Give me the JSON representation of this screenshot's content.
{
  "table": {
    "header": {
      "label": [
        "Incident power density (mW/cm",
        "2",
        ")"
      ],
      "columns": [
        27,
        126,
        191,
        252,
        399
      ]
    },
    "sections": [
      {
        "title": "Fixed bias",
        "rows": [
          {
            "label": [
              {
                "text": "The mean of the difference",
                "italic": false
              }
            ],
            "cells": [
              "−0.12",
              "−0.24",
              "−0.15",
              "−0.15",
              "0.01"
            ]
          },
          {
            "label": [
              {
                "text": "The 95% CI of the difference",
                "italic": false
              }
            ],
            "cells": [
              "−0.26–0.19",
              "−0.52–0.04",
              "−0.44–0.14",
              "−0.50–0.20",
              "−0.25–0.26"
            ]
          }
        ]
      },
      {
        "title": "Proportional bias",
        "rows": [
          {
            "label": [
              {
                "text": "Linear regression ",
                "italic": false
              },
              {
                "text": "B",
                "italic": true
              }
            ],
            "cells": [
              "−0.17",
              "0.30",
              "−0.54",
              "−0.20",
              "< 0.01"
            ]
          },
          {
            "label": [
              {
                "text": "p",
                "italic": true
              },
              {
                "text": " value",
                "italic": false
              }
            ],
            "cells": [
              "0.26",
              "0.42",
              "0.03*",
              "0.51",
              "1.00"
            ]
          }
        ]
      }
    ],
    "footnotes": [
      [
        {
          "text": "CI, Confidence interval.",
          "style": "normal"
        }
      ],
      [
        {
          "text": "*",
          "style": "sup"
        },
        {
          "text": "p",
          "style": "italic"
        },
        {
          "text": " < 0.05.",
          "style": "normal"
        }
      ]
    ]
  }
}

• _SET TASK_
Report how many lines include the word "bias". Give nothing but the number.

• _TASK OUTPUT_
2